### [Material for the task]
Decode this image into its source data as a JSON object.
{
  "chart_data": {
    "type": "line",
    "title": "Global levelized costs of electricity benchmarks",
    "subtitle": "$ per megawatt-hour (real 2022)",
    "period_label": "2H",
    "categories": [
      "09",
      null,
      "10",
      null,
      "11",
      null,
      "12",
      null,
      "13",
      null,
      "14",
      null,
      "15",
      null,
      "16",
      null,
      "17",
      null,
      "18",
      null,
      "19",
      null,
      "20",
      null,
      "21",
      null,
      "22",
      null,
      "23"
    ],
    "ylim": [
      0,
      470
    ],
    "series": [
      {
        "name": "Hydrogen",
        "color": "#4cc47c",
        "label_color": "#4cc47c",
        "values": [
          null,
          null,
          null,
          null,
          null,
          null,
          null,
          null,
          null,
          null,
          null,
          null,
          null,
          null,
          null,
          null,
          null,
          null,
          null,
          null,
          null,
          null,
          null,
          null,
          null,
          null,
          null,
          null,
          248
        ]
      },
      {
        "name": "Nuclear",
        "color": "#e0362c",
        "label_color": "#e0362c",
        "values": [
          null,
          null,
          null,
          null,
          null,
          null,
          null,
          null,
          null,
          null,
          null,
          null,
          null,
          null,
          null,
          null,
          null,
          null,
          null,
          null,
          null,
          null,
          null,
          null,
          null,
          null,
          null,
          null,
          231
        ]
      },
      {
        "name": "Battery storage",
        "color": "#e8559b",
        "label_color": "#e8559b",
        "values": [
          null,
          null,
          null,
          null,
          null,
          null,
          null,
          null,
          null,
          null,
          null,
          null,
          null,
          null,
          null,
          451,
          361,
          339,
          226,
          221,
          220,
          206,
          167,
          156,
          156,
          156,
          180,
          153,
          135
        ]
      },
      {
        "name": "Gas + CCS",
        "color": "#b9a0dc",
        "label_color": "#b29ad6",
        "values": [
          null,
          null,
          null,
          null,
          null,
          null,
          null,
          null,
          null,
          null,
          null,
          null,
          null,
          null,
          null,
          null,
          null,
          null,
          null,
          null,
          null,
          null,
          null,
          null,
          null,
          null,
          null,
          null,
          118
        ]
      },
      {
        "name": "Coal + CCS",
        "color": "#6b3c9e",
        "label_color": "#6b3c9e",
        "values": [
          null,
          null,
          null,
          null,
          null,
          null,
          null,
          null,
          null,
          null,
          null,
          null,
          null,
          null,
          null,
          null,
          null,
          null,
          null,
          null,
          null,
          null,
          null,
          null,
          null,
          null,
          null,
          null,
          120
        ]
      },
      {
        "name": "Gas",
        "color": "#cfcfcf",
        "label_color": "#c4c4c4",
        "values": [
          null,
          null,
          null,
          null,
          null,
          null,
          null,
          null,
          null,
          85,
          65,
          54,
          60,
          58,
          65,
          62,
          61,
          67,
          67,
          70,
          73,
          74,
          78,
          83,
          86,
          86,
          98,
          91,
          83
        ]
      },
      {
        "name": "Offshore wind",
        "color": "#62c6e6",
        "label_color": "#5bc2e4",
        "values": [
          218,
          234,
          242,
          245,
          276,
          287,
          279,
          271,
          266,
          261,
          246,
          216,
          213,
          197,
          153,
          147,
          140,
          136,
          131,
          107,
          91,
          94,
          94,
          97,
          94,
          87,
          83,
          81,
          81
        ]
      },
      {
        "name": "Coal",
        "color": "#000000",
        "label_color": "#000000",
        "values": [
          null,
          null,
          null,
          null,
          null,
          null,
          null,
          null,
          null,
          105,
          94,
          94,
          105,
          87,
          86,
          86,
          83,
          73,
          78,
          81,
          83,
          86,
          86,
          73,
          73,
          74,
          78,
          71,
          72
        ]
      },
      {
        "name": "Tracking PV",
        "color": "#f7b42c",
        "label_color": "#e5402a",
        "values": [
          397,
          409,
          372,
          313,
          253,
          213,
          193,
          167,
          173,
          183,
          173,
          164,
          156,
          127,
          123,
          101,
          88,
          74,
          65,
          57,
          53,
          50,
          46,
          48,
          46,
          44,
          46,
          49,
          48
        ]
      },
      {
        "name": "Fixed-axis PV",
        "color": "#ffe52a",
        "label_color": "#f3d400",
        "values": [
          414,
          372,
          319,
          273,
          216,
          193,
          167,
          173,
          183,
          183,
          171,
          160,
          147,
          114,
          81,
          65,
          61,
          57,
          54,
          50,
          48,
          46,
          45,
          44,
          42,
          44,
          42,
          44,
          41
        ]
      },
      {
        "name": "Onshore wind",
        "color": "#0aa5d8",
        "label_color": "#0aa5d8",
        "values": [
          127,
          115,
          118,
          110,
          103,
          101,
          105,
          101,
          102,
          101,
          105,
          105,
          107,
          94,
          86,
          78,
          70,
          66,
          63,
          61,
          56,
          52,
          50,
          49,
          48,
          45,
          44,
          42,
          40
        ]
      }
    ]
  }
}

### [Goal]
Using the records above, select and copy every line that has the word "name".

### [Exercise solution]
        "name": "Hydrogen",
        "name": "Nuclear",
        "name": "Battery storage",
        "name": "Gas + CCS",
        "name": "Coal + CCS",
        "name": "Gas",
        "name": "Offshore wind",
        "name": "Coal",
        "name": "Tracking PV",
        "name": "Fixed-axis PV",
        "name": "Onshore wind",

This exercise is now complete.